#### Supplied records:

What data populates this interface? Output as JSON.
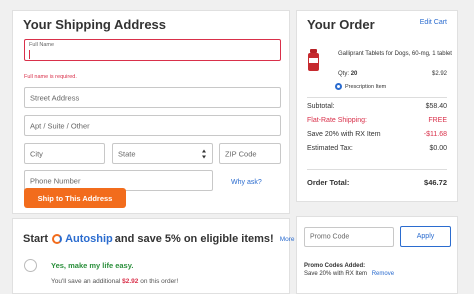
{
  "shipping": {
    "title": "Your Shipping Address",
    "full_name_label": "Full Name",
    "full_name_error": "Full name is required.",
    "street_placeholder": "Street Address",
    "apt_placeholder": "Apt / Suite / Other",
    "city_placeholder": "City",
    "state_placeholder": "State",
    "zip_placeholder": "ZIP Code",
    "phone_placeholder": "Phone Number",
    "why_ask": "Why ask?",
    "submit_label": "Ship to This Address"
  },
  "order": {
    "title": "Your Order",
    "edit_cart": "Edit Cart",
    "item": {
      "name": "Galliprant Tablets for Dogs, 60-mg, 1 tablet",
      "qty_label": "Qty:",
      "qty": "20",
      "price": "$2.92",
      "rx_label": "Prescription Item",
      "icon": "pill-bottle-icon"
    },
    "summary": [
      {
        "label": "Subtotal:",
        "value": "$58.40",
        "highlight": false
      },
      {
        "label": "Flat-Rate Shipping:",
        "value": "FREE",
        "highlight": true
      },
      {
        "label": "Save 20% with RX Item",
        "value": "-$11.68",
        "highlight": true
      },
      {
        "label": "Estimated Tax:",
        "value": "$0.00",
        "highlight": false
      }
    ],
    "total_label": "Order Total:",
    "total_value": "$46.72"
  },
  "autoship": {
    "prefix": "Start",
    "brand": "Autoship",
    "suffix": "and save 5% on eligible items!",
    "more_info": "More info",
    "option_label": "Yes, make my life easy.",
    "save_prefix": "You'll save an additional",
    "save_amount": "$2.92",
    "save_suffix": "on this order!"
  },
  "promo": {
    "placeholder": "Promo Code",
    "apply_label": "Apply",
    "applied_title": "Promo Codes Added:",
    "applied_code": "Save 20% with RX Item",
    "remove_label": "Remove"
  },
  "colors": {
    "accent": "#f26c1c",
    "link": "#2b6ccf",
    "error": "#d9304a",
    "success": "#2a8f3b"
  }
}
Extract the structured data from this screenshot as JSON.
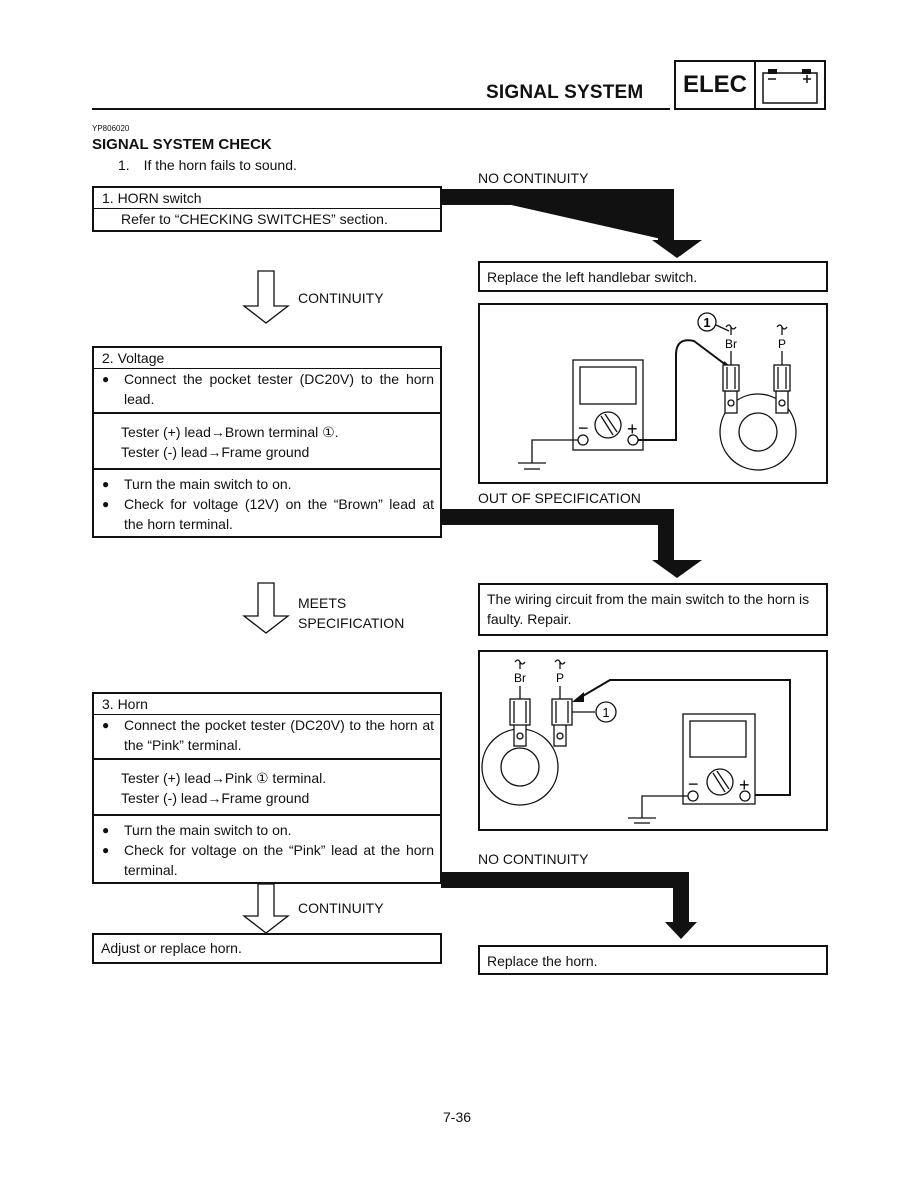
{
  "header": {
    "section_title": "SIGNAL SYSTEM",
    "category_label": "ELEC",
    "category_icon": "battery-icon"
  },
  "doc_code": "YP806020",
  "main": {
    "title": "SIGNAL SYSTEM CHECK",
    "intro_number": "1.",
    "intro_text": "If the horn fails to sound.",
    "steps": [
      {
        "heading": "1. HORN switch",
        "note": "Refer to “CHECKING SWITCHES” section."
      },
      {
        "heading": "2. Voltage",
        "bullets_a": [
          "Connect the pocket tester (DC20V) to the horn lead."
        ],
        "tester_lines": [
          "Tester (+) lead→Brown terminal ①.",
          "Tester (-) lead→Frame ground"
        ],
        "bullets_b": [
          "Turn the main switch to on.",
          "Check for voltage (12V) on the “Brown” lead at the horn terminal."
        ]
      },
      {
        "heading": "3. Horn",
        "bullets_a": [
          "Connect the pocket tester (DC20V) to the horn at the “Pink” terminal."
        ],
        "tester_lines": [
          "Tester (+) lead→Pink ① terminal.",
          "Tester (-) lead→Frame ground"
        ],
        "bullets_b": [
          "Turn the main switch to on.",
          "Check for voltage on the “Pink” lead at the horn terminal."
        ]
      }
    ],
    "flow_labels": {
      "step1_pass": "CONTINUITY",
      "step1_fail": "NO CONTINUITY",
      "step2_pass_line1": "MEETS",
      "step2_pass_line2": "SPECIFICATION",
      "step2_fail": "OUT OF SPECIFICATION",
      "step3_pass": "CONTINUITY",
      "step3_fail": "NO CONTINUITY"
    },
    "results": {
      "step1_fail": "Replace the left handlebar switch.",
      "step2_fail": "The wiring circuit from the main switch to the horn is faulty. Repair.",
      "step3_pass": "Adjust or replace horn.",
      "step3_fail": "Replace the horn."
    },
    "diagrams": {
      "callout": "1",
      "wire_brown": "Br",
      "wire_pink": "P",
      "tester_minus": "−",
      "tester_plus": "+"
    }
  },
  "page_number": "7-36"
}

#### Directions for this task:
Nothing in the entries should change as you copy them, except that the pictures are left out.

#### Task answer:
What data populates this interface? Output as JSON.
{
  "shipping": {
    "title": "Your Shipping Address",
    "full_name_label": "Full Name",
    "full_name_error": "Full name is required.",
    "street_placeholder": "Street Address",
    "apt_placeholder": "Apt / Suite / Other",
    "city_placeholder": "City",
    "state_placeholder": "State",
    "zip_placeholder": "ZIP Code",
    "phone_placeholder": "Phone Number",
    "why_ask": "Why ask?",
    "submit_label": "Ship to This Address"
  },
  "order": {
    "title": "Your Order",
    "edit_cart": "Edit Cart",
    "item": {
      "name": "Galliprant Tablets for Dogs, 60-mg, 1 tablet",
      "qty_label": "Qty:",
      "qty": "20",
      "price": "$2.92",
      "rx_label": "Prescription Item",
      "icon": "pill-bottle-icon"
    },
    "summary": [
      {
        "label": "Subtotal:",
        "value": "$58.40",
        "highlight": false
      },
      {
        "label": "Flat-Rate Shipping:",
        "value": "FREE",
        "highlight": true
      },
      {
        "label": "Save 20% with RX Item",
        "value": "-$11.68",
        "highlight": true
      },
      {
        "label": "Estimated Tax:",
        "value": "$0.00",
        "highlight": false
      }
    ],
    "total_label": "Order Total:",
    "total_value": "$46.72"
  },
  "autoship": {
    "prefix": "Start",
    "brand": "Autoship",
    "suffix": "and save 5% on eligible items!",
    "more_info": "More info",
    "option_label": "Yes, make my life easy.",
    "save_prefix": "You'll save an additional",
    "save_amount": "$2.92",
    "save_suffix": "on this order!"
  },
  "promo": {
    "placeholder": "Promo Code",
    "apply_label": "Apply",
    "applied_title": "Promo Codes Added:",
    "applied_code": "Save 20% with RX Item",
    "remove_label": "Remove"
  },
  "colors": {
    "accent": "#f26c1c",
    "link": "#2b6ccf",
    "error": "#d9304a",
    "success": "#2a8f3b"
  }
}
Extract the structured data from this screenshot as JSON.
{
  "header": {
    "section_title": "SIGNAL SYSTEM",
    "category_label": "ELEC",
    "category_icon": "battery-icon"
  },
  "doc_code": "YP806020",
  "main": {
    "title": "SIGNAL SYSTEM CHECK",
    "intro_number": "1.",
    "intro_text": "If the horn fails to sound.",
    "steps": [
      {
        "heading": "1. HORN switch",
        "note": "Refer to “CHECKING SWITCHES” section."
      },
      {
        "heading": "2. Voltage",
        "bullets_a": [
          "Connect the pocket tester (DC20V) to the horn lead."
        ],
        "tester_lines": [
          "Tester (+) lead→Brown terminal ①.",
          "Tester (-) lead→Frame ground"
        ],
        "bullets_b": [
          "Turn the main switch to on.",
          "Check for voltage (12V) on the “Brown” lead at the horn terminal."
        ]
      },
      {
        "heading": "3. Horn",
        "bullets_a": [
          "Connect the pocket tester (DC20V) to the horn at the “Pink” terminal."
        ],
        "tester_lines": [
          "Tester (+) lead→Pink ① terminal.",
          "Tester (-) lead→Frame ground"
        ],
        "bullets_b": [
          "Turn the main switch to on.",
          "Check for voltage on the “Pink” lead at the horn terminal."
        ]
      }
    ],
    "flow_labels": {
      "step1_pass": "CONTINUITY",
      "step1_fail": "NO CONTINUITY",
      "step2_pass_line1": "MEETS",
      "step2_pass_line2": "SPECIFICATION",
      "step2_fail": "OUT OF SPECIFICATION",
      "step3_pass": "CONTINUITY",
      "step3_fail": "NO CONTINUITY"
    },
    "results": {
      "step1_fail": "Replace the left handlebar switch.",
      "step2_fail": "The wiring circuit from the main switch to the horn is faulty. Repair.",
      "step3_pass": "Adjust or replace horn.",
      "step3_fail": "Replace the horn."
    },
    "diagrams": {
      "callout": "1",
      "wire_brown": "Br",
      "wire_pink": "P",
      "tester_minus": "−",
      "tester_plus": "+"
    }
  },
  "page_number": "7-36"
}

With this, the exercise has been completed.